[Provided passage]:

"""

Although in these days the word folk-lore has become part of the common speech, and the subject is in some degree familiar to everybody, little original research is done. Even the Folk-lore Society, instead of collecting fresh material—and there is plenty to be had—has been printing, under the name of County Folk-lore, a farrago of material from local histories and guide-books, of which not one item in twenty was worth reproducing. Far different is the work of such men as Kristensen, whose labours in Denmark should have been taken as a model of what should be done in England. Not every day could a man be found to dine on potatoes or sleep on the table of a workman’s cottage, as Kristensen has done, in order to secure a ballad or a tradition. But at least it should be possible to make some effort to collect the lore which is passing away from us for ever. The old books are not likely to perish; the men and women who know the old tales are dying every year. But where you have one man ready and willing to collect folk-lore or dialect, you find a hundred who want to advance theories or to write little grammars. The armchair of the study is so much more comfortable than a rush-bottomed chair in a cottage.

In Derbyshire we have folk-lore which is common to other parts of Great Britain, just as Great Britain has folk-lore which is common to other parts of Europe. But every country has preserved items which are to be found in no other, or which, if found elsewhere, appear in such a modified shape that they contain much that is new. For folk-lore has been compared to a mosaic which has been broken and scattered, some fragments lying here and others there. In Derbyshire we have the garland or ceremony of the May King, which is performed at Castleton on the 29th of May—an ancient rite which seems to have survived in no other part of Great Britain.[99] And then we have the Derby Ram or Old Tup, which may occur in other counties, but which, at all events, is so much associated with Derby as to have taken its name from that town. It is remarkable that these ceremonies are connected with ancient boroughs, for there were burgage tenements both in Castleton and Hope in the thirteenth and fifteenth centuries.[100] In Castleton there was Peak Castle, older than the Norman Conquest; in Hope there was the Roman town of Burgh or Brough.

In giving the title “Hugh of Lincoln” to the Derbyshire version of the ballad which follows, regard has been had to the precedent set by others, for the ballad is usually so entitled. The Derbyshire version, here first printed, is valuable not only for the literary beauty which two or three of its lines display, but for the association of the story of the Golden Ball with that of the Maid saved from the Gallows. I have added the words “Or the Rain Charm” to the title, because I believe that such is the subject of the ballad. But the reader will be able to distinguish tradition from inference, and to form his own opinion. I would add that a better version of the ballad may yet exist at Wirksworth or in some other part of the county. We may regret that in its present form it is corrupt; indeed, no two versions are alike. But it is the duty of the collector to write down such things as he finds them, without altering a syllable. He may conjecture, if he likes, that such a phrase as “playing at ice and ball” requires emendation, but he is not at liberty to alter the spoken words.

"""

[Data listing]:
"""

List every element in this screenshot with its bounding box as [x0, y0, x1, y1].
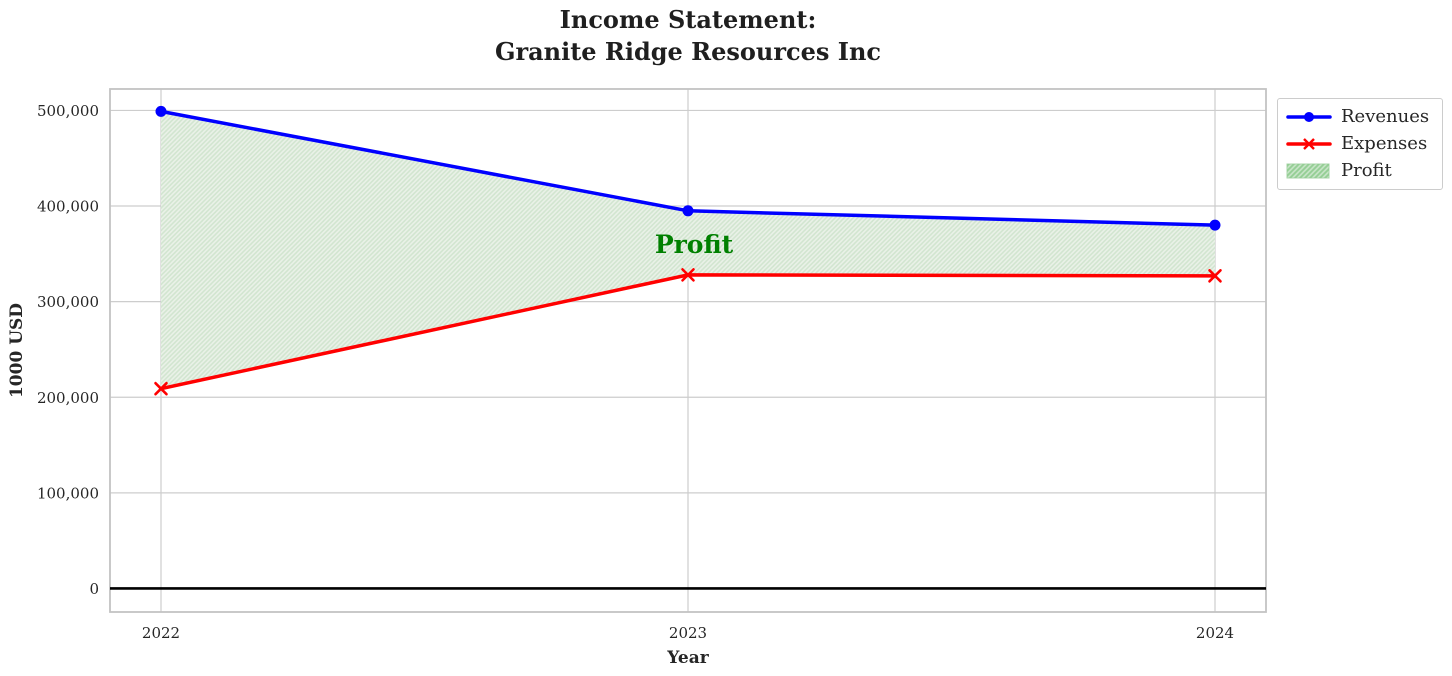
revenues-marker	[1209, 219, 1221, 231]
legend-item-expenses: Expenses	[1286, 130, 1429, 157]
legend-patch-hatch	[1287, 163, 1329, 178]
legend-item-profit: Profit	[1286, 157, 1429, 184]
expenses-marker	[681, 268, 695, 282]
x-tick-label: 2023	[669, 624, 707, 642]
y-tick-label: 400,000	[37, 198, 99, 216]
x-tick-label: 2024	[1196, 624, 1234, 642]
profit-area-hatch	[161, 111, 1215, 389]
chart-title-line1: Income Statement:	[559, 5, 817, 34]
revenues-marker	[682, 205, 694, 217]
legend-swatch-expenses	[1286, 137, 1332, 150]
legend-swatch-revenues	[1286, 111, 1332, 122]
plot-border	[109, 88, 1267, 613]
y-axis-label: 1000 USD	[7, 303, 27, 398]
legend-label: Profit	[1341, 160, 1392, 181]
expenses-marker	[154, 381, 168, 396]
y-tick-label: 500,000	[37, 102, 99, 120]
legend-swatch-profit	[1286, 163, 1330, 178]
y-tick-label: 200,000	[37, 389, 99, 407]
y-tick-label: 300,000	[37, 293, 99, 311]
profit-annotation: Profit	[655, 230, 734, 259]
y-tick-label: 0	[89, 580, 99, 598]
x-tick-label: 2022	[142, 624, 180, 642]
legend-label: Expenses	[1341, 133, 1428, 154]
legend-x-marker-icon	[1303, 137, 1315, 150]
x-axis-label: Year	[666, 648, 709, 668]
legend-circle-marker-icon	[1304, 111, 1314, 122]
revenues-marker	[155, 105, 167, 117]
y-tick-label: 100,000	[37, 484, 99, 502]
chart-title-line2: Granite Ridge Resources Inc	[494, 37, 882, 66]
legend-item-revenues: Revenues	[1286, 103, 1429, 130]
chart-title: Income Statement: Granite Ridge Resource…	[110, 4, 1266, 68]
expenses-marker	[1208, 269, 1222, 283]
legend: Revenues Expenses Profit	[1277, 98, 1444, 190]
legend-label: Revenues	[1341, 106, 1430, 127]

"""

[Problems]:
1. Say whether each statement agrees with the passage on Derbyshire folk-lore. Answer yes or no and quote the words of the passage that settle it.
(a) The May King ceremony at Castleton takes place on the 29th of May.
(b) A collector who thinks a phrase needs emendation may change the spoken words.
(c) The Derbyshire version of "Hugh of Lincoln" had been printed before this.
2. Pick up the passage on Derbyshire folk-lore after its last sentence and carry it on in the same voice.

[Per-task outputs]:
1.
(a) Yes: "which is performed at Castleton on the 29th of May"
(b) No: "he is not at liberty to alter the spoken words"
(c) No: "The Derbyshire version, here first printed"

2.
Hugh of Lincoln; or the Rain Charm

In the summer of 1901 the following fragment of a ballad was dictated to me by Mrs. Johnston, then aged 55, the wife of the landlord of the “Peak” Hotel at Castleton, in Derbyshire. Mrs. Johnston says that she learnt it from her mother, Mrs. Fletcher, who resided at Wirksworth, in the same county, when she was young, and died in 1904. Mrs. Johnston does not remember that the ballad had any title, or was sung to any tune:—

It rains, it rains in merry Scotland,

It rains both thick and small:

There were three little playfellows

Playing at ice and ball.

They threw it high, they threw it low,

They threw it rather too high,

They threw it into the Jew’s garden,

And there the ball must lie.

“Come in, come in, thou little palarp,[101]

And thou shalt have thy ball.”

“I won’t come in, I daren’t come in,

Without my playmates all.”

They showed him apples as green as grass,

They gave him sugar so sweet,

They put him on a dresser ta’

To stab him like a sheep.

“O hangman, hangman, stay thy hand,

A little before I die,

I think I see my father coming,

Hastening through yonder sty [path].

O father hast thou brought my ball,

Or hast thou bought me free,

Or art thou come to see me hung

Upon the gallows-tree?”

“I have not brought thy ball, my dear,

I have not bought thee free,

But I have come to see thee hung

Upon the gallows-tree.”

[The father and the mother then appear upon the “sty,” when the same request is made to the hangman in respect of each of them, and when they both declare that they have not brought the ball, etc. At last comes the sweetheart, who says:—]

“I have brought thy ball, my dear,

And I have bought thee free,

And I have brought a coach and six

To take thee away with me.”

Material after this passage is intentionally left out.